Below are some records; work out how many of their lines contain "と思う条件" and give the number only.

• _Provided data_

* * * * * * *

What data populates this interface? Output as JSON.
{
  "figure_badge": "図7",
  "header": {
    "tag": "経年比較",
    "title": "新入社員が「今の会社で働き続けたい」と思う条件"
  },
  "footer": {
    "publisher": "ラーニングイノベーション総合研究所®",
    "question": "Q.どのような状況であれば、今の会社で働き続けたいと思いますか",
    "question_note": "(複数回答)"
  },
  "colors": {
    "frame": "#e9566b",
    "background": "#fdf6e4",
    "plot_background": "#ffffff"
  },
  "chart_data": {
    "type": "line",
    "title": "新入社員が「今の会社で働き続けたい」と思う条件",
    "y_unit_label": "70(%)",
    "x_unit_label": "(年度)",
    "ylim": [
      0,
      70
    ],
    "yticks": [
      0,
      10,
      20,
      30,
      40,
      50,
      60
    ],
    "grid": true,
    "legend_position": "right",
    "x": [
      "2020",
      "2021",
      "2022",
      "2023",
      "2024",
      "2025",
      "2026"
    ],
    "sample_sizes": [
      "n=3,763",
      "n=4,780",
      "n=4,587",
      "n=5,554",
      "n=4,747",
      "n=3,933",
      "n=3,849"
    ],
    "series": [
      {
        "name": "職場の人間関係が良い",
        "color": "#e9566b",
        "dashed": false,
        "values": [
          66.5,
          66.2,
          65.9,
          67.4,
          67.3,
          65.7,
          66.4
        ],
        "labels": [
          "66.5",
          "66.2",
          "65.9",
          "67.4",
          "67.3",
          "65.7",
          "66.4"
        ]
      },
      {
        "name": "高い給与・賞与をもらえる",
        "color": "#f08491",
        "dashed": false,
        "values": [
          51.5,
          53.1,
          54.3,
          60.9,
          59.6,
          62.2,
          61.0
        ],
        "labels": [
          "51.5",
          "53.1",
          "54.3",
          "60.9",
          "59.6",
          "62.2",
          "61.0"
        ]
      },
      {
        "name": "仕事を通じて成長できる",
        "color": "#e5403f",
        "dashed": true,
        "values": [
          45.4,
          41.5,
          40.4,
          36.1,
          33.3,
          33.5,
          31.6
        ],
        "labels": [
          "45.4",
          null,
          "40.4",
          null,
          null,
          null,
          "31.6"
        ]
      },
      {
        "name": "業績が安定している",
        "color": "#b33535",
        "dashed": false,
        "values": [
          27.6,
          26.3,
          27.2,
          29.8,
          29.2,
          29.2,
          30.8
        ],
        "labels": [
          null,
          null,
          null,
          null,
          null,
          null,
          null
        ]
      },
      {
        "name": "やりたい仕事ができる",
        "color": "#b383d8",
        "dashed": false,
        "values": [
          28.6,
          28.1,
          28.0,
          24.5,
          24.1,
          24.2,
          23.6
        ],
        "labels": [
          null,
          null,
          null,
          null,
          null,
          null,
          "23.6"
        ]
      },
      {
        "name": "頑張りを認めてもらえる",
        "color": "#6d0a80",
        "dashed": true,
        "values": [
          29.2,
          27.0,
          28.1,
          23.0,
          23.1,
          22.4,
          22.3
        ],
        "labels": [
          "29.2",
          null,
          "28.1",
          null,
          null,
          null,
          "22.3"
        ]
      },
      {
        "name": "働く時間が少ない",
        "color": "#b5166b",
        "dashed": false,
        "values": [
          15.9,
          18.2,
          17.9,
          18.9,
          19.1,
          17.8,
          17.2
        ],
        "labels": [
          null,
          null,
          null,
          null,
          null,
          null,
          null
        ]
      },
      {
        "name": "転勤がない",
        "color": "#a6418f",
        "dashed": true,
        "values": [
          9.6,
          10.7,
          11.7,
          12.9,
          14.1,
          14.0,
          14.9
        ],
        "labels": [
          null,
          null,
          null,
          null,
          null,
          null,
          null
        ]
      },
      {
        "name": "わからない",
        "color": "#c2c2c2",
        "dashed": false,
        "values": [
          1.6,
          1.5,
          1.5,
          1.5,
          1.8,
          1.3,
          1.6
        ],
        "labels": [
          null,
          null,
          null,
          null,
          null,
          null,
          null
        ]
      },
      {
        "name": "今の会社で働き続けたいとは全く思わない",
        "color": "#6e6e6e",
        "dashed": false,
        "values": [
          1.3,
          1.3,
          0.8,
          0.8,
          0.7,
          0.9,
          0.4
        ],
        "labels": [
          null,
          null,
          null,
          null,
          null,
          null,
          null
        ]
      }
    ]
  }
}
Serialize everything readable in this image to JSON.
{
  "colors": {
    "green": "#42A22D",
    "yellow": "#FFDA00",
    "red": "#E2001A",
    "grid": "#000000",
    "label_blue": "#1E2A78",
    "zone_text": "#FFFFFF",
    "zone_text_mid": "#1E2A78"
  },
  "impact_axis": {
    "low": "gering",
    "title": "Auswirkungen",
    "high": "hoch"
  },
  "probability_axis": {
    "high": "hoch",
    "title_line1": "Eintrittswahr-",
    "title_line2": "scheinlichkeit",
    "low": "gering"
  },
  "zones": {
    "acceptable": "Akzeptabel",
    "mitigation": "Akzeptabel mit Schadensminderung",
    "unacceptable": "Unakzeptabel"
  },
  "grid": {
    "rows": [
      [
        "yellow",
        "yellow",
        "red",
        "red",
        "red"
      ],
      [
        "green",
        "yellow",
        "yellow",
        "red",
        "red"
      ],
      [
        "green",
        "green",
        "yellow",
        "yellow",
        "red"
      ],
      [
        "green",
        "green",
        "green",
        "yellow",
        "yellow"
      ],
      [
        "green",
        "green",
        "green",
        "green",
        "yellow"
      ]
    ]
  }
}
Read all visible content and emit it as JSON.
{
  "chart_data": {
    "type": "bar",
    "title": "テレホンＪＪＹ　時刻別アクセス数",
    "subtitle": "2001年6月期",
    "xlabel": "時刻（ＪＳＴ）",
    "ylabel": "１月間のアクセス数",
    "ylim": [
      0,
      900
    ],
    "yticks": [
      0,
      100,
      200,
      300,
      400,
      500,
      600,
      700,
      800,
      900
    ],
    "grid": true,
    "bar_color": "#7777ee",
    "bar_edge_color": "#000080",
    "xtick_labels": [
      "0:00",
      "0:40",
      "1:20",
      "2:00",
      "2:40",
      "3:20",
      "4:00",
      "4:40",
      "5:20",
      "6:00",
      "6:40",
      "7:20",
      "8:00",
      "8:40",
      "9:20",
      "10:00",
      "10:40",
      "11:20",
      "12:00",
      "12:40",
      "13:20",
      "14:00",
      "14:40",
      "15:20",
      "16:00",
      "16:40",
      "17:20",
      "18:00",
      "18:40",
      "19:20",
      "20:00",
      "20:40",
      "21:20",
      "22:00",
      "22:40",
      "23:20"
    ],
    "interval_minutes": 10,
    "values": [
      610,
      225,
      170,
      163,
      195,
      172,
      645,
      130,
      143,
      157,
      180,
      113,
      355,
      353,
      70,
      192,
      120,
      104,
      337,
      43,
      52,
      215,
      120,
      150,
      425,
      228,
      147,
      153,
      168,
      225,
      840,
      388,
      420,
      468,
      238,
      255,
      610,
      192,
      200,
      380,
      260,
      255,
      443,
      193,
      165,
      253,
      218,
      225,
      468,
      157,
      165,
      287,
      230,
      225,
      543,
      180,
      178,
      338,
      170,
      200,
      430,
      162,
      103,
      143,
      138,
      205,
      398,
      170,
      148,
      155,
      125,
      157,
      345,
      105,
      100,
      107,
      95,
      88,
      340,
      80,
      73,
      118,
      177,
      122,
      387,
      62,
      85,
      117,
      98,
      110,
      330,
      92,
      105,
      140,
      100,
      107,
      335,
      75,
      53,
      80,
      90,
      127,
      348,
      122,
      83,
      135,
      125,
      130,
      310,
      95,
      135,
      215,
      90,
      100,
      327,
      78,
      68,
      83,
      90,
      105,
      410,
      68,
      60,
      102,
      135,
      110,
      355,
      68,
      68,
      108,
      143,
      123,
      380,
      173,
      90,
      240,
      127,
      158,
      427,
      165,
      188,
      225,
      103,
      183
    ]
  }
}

* * * * * * *

• _Result for this task_
2